# Task goal:
Each record is to be transcribed exactly.

Data listing:
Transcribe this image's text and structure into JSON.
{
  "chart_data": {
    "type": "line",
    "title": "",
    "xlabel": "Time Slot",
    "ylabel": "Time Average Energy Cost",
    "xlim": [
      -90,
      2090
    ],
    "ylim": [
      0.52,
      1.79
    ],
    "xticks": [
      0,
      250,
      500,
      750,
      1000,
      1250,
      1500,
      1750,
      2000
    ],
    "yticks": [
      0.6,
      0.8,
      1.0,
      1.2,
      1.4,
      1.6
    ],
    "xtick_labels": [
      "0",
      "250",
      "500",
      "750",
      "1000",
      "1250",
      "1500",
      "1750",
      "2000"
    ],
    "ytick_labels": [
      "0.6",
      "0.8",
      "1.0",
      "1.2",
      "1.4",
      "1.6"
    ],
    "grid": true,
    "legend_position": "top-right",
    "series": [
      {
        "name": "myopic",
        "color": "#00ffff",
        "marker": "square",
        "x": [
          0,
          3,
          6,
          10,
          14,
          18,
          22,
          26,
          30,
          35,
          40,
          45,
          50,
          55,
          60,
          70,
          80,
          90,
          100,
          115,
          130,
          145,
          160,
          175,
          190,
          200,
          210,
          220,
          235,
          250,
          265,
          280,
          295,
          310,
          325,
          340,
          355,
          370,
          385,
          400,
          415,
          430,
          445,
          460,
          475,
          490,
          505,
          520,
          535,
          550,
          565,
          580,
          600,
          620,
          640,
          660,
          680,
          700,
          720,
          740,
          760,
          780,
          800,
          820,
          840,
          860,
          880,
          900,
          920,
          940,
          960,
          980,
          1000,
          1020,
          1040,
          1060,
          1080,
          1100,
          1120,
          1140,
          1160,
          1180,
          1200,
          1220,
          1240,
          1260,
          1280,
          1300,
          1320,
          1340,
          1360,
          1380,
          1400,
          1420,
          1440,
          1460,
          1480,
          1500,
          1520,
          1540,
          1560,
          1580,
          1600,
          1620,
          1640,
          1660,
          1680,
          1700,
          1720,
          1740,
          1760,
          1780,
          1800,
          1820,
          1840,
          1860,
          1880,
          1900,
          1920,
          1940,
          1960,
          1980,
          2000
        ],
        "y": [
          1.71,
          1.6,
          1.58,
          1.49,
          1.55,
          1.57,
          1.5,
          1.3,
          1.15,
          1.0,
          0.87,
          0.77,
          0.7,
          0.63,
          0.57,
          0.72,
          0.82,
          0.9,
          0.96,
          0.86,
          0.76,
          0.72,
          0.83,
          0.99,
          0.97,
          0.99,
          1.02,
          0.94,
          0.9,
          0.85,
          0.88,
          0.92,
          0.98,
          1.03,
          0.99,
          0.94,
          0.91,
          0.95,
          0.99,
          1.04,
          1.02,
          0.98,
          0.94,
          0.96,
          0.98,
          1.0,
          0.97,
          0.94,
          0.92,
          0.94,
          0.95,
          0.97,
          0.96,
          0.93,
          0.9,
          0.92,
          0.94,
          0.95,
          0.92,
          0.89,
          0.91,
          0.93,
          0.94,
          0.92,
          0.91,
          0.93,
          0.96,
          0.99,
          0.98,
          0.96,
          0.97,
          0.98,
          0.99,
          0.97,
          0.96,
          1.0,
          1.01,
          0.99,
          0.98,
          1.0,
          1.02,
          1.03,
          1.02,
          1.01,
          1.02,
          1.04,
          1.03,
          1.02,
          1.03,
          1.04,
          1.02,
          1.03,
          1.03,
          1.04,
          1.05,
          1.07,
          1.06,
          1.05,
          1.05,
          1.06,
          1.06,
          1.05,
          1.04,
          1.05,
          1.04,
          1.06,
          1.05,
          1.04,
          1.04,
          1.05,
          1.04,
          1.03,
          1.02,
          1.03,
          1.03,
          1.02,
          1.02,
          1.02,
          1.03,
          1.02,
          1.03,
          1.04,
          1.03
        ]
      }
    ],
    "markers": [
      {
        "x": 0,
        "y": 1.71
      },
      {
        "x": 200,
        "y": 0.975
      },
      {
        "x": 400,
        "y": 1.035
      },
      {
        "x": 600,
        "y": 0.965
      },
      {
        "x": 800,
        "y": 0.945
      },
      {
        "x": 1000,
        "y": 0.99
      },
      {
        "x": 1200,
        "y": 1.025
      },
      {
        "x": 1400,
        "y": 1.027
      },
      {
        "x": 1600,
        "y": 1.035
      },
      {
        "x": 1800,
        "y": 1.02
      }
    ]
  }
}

# Task answer:
Transcribe this image's text and structure into JSON.
{
  "chart_data": {
    "type": "line",
    "title": "",
    "xlabel": "Time Slot",
    "ylabel": "Time Average Energy Cost",
    "xlim": [
      -90,
      2090
    ],
    "ylim": [
      0.52,
      1.79
    ],
    "xticks": [
      0,
      250,
      500,
      750,
      1000,
      1250,
      1500,
      1750,
      2000
    ],
    "yticks": [
      0.6,
      0.8,
      1.0,
      1.2,
      1.4,
      1.6
    ],
    "xtick_labels": [
      "0",
      "250",
      "500",
      "750",
      "1000",
      "1250",
      "1500",
      "1750",
      "2000"
    ],
    "ytick_labels": [
      "0.6",
      "0.8",
      "1.0",
      "1.2",
      "1.4",
      "1.6"
    ],
    "grid": true,
    "legend_position": "top-right",
    "series": [
      {
        "name": "myopic",
        "color": "#00ffff",
        "marker": "square",
        "x": [
          0,
          3,
          6,
          10,
          14,
          18,
          22,
          26,
          30,
          35,
          40,
          45,
          50,
          55,
          60,
          70,
          80,
          90,
          100,
          115,
          130,
          145,
          160,
          175,
          190,
          200,
          210,
          220,
          235,
          250,
          265,
          280,
          295,
          310,
          325,
          340,
          355,
          370,
          385,
          400,
          415,
          430,
          445,
          460,
          475,
          490,
          505,
          520,
          535,
          550,
          565,
          580,
          600,
          620,
          640,
          660,
          680,
          700,
          720,
          740,
          760,
          780,
          800,
          820,
          840,
          860,
          880,
          900,
          920,
          940,
          960,
          980,
          1000,
          1020,
          1040,
          1060,
          1080,
          1100,
          1120,
          1140,
          1160,
          1180,
          1200,
          1220,
          1240,
          1260,
          1280,
          1300,
          1320,
          1340,
          1360,
          1380,
          1400,
          1420,
          1440,
          1460,
          1480,
          1500,
          1520,
          1540,
          1560,
          1580,
          1600,
          1620,
          1640,
          1660,
          1680,
          1700,
          1720,
          1740,
          1760,
          1780,
          1800,
          1820,
          1840,
          1860,
          1880,
          1900,
          1920,
          1940,
          1960,
          1980,
          2000
        ],
        "y": [
          1.71,
          1.6,
          1.58,
          1.49,
          1.55,
          1.57,
          1.5,
          1.3,
          1.15,
          1.0,
          0.87,
          0.77,
          0.7,
          0.63,
          0.57,
          0.72,
          0.82,
          0.9,
          0.96,
          0.86,
          0.76,
          0.72,
          0.83,
          0.99,
          0.97,
          0.99,
          1.02,
          0.94,
          0.9,
          0.85,
          0.88,
          0.92,
          0.98,
          1.03,
          0.99,
          0.94,
          0.91,
          0.95,
          0.99,
          1.04,
          1.02,
          0.98,
          0.94,
          0.96,
          0.98,
          1.0,
          0.97,
          0.94,
          0.92,
          0.94,
          0.95,
          0.97,
          0.96,
          0.93,
          0.9,
          0.92,
          0.94,
          0.95,
          0.92,
          0.89,
          0.91,
          0.93,
          0.94,
          0.92,
          0.91,
          0.93,
          0.96,
          0.99,
          0.98,
          0.96,
          0.97,
          0.98,
          0.99,
          0.97,
          0.96,
          1.0,
          1.01,
          0.99,
          0.98,
          1.0,
          1.02,
          1.03,
          1.02,
          1.01,
          1.02,
          1.04,
          1.03,
          1.02,
          1.03,
          1.04,
          1.02,
          1.03,
          1.03,
          1.04,
          1.05,
          1.07,
          1.06,
          1.05,
          1.05,
          1.06,
          1.06,
          1.05,
          1.04,
          1.05,
          1.04,
          1.06,
          1.05,
          1.04,
          1.04,
          1.05,
          1.04,
          1.03,
          1.02,
          1.03,
          1.03,
          1.02,
          1.02,
          1.02,
          1.03,
          1.02,
          1.03,
          1.04,
          1.03
        ]
      }
    ],
    "markers": [
      {
        "x": 0,
        "y": 1.71
      },
      {
        "x": 200,
        "y": 0.975
      },
      {
        "x": 400,
        "y": 1.035
      },
      {
        "x": 600,
        "y": 0.965
      },
      {
        "x": 800,
        "y": 0.945
      },
      {
        "x": 1000,
        "y": 0.99
      },
      {
        "x": 1200,
        "y": 1.025
      },
      {
        "x": 1400,
        "y": 1.027
      },
      {
        "x": 1600,
        "y": 1.035
      },
      {
        "x": 1800,
        "y": 1.02
      }
    ]
  }
}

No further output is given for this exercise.